* _Dataset records_
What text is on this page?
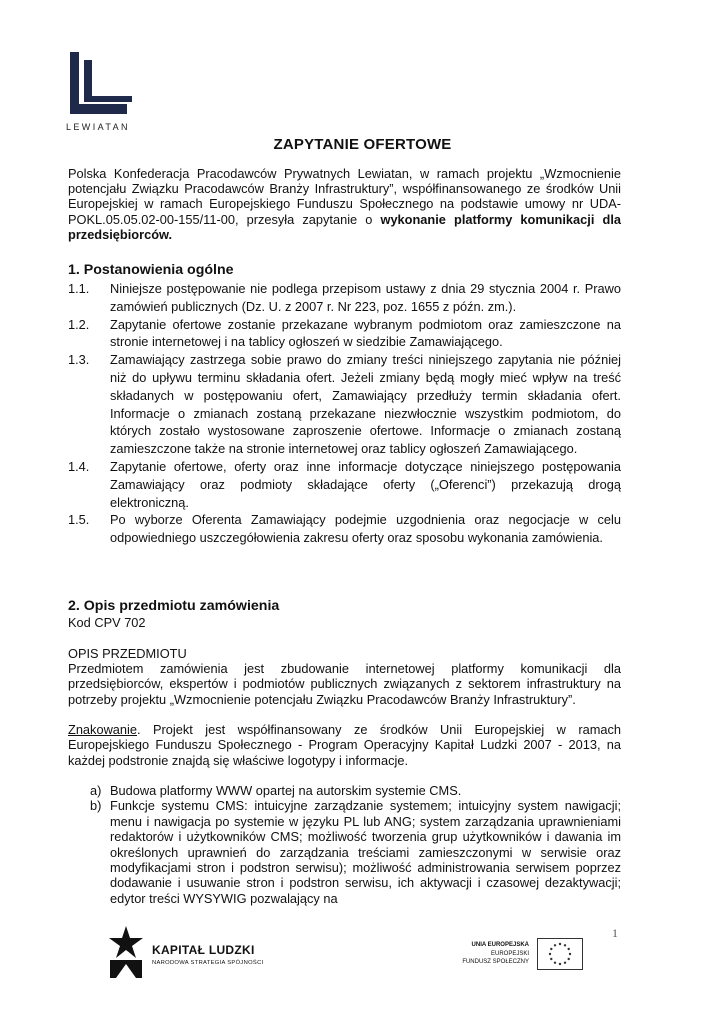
LEWIATAN
ZAPYTANIE OFERTOWE
Polska Konfederacja Pracodawców Prywatnych Lewiatan, w ramach projektu „Wzmocnienie potencjału Związku Pracodawców Branży Infrastruktury”, współfinansowanego ze środków Unii Europejskiej w ramach Europejskiego Funduszu Społecznego na podstawie umowy nr UDA-POKL.05.05.02-00-155/11-00, przesyła zapytanie o wykonanie platformy komunikacji dla przedsiębiorców.
1. Postanowienia ogólne
1.1.	Niniejsze postępowanie nie podlega przepisom ustawy z dnia 29 stycznia 2004 r. Prawo zamówień publicznych (Dz. U. z 2007 r. Nr 223, poz. 1655 z późn. zm.).
1.2.	Zapytanie ofertowe zostanie przekazane wybranym podmiotom oraz zamieszczone na stronie internetowej i na tablicy ogłoszeń w siedzibie Zamawiającego.
1.3.	Zamawiający zastrzega sobie prawo do zmiany treści niniejszego zapytania nie później niż do upływu terminu składania ofert. Jeżeli zmiany będą mogły mieć wpływ na treść składanych w postępowaniu ofert, Zamawiający przedłuży termin składania ofert. Informacje o zmianach zostaną przekazane niezwłocznie wszystkim podmiotom, do których zostało wystosowane zaproszenie ofertowe. Informacje o zmianach zostaną zamieszczone także na stronie internetowej oraz tablicy ogłoszeń Zamawiającego.
1.4.	Zapytanie ofertowe, oferty oraz inne informacje dotyczące niniejszego postępowania Zamawiający oraz podmioty składające oferty („Oferenci”) przekazują drogą elektroniczną.
1.5.	Po wyborze Oferenta Zamawiający podejmie uzgodnienia oraz negocjacje w celu odpowiedniego uszczegółowienia zakresu oferty oraz sposobu wykonania zamówienia.
2. Opis przedmiotu zamówienia
Kod CPV 702
OPIS PRZEDMIOTU
Przedmiotem zamówienia jest zbudowanie internetowej platformy komunikacji dla przedsiębiorców, ekspertów i podmiotów publicznych związanych z sektorem infrastruktury na potrzeby projektu „Wzmocnienie potencjału Związku Pracodawców Branży Infrastruktury”.
Znakowanie. Projekt jest współfinansowany ze środków Unii Europejskiej w ramach Europejskiego Funduszu Społecznego - Program Operacyjny Kapitał Ludzki 2007 - 2013, na każdej podstronie znajdą się właściwe logotypy i informacje.
a) Budowa platformy WWW opartej na autorskim systemie CMS.
b) Funkcje systemu CMS: intuicyjne zarządzanie systemem; intuicyjny system nawigacji; menu i nawigacja po systemie w języku PL lub ANG; system zarządzania uprawnieniami redaktorów i użytkowników CMS; możliwość tworzenia grup użytkowników i dawania im określonych uprawnień do zarządzania treściami zamieszczonymi w serwisie oraz modyfikacjami stron i podstron serwisu); możliwość administrowania serwisem poprzez dodawanie i usuwanie stron i podstron serwisu, ich aktywacji i czasowej dezaktywacji; edytor treści WYSYWIG pozwalający na
1
KAPITAŁ LUDZKI
NARODOWA STRATEGIA SPÓJNOŚCI
UNIA EUROPEJSKA
EUROPEJSKI
FUNDUSZ SPOŁECZNY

* _Exercise aim_
Transcribe the material exactly, leaving every picture out.

* _Exercise result_
What text is on this page?
LEWIATAN
ZAPYTANIE OFERTOWE
Polska Konfederacja Pracodawców Prywatnych Lewiatan, w ramach projektu „Wzmocnienie potencjału Związku Pracodawców Branży Infrastruktury”, współfinansowanego ze środków Unii Europejskiej w ramach Europejskiego Funduszu Społecznego na podstawie umowy nr UDA-POKL.05.05.02-00-155/11-00, przesyła zapytanie o wykonanie platformy komunikacji dla przedsiębiorców.
1. Postanowienia ogólne
1.1.	Niniejsze postępowanie nie podlega przepisom ustawy z dnia 29 stycznia 2004 r. Prawo zamówień publicznych (Dz. U. z 2007 r. Nr 223, poz. 1655 z późn. zm.).
1.2.	Zapytanie ofertowe zostanie przekazane wybranym podmiotom oraz zamieszczone na stronie internetowej i na tablicy ogłoszeń w siedzibie Zamawiającego.
1.3.	Zamawiający zastrzega sobie prawo do zmiany treści niniejszego zapytania nie później niż do upływu terminu składania ofert. Jeżeli zmiany będą mogły mieć wpływ na treść składanych w postępowaniu ofert, Zamawiający przedłuży termin składania ofert. Informacje o zmianach zostaną przekazane niezwłocznie wszystkim podmiotom, do których zostało wystosowane zaproszenie ofertowe. Informacje o zmianach zostaną zamieszczone także na stronie internetowej oraz tablicy ogłoszeń Zamawiającego.
1.4.	Zapytanie ofertowe, oferty oraz inne informacje dotyczące niniejszego postępowania Zamawiający oraz podmioty składające oferty („Oferenci”) przekazują drogą elektroniczną.
1.5.	Po wyborze Oferenta Zamawiający podejmie uzgodnienia oraz negocjacje w celu odpowiedniego uszczegółowienia zakresu oferty oraz sposobu wykonania zamówienia.
2. Opis przedmiotu zamówienia
Kod CPV 702
OPIS PRZEDMIOTU
Przedmiotem zamówienia jest zbudowanie internetowej platformy komunikacji dla przedsiębiorców, ekspertów i podmiotów publicznych związanych z sektorem infrastruktury na potrzeby projektu „Wzmocnienie potencjału Związku Pracodawców Branży Infrastruktury”.
Znakowanie. Projekt jest współfinansowany ze środków Unii Europejskiej w ramach Europejskiego Funduszu Społecznego - Program Operacyjny Kapitał Ludzki 2007 - 2013, na każdej podstronie znajdą się właściwe logotypy i informacje.
a) Budowa platformy WWW opartej na autorskim systemie CMS.
b) Funkcje systemu CMS: intuicyjne zarządzanie systemem; intuicyjny system nawigacji; menu i nawigacja po systemie w języku PL lub ANG; system zarządzania uprawnieniami redaktorów i użytkowników CMS; możliwość tworzenia grup użytkowników i dawania im określonych uprawnień do zarządzania treściami zamieszczonymi w serwisie oraz modyfikacjami stron i podstron serwisu); możliwość administrowania serwisem poprzez dodawanie i usuwanie stron i podstron serwisu, ich aktywacji i czasowej dezaktywacji; edytor treści WYSYWIG pozwalający na
1
KAPITAŁ LUDZKI
NARODOWA STRATEGIA SPÓJNOŚCI
UNIA EUROPEJSKA
EUROPEJSKI
FUNDUSZ SPOŁECZNY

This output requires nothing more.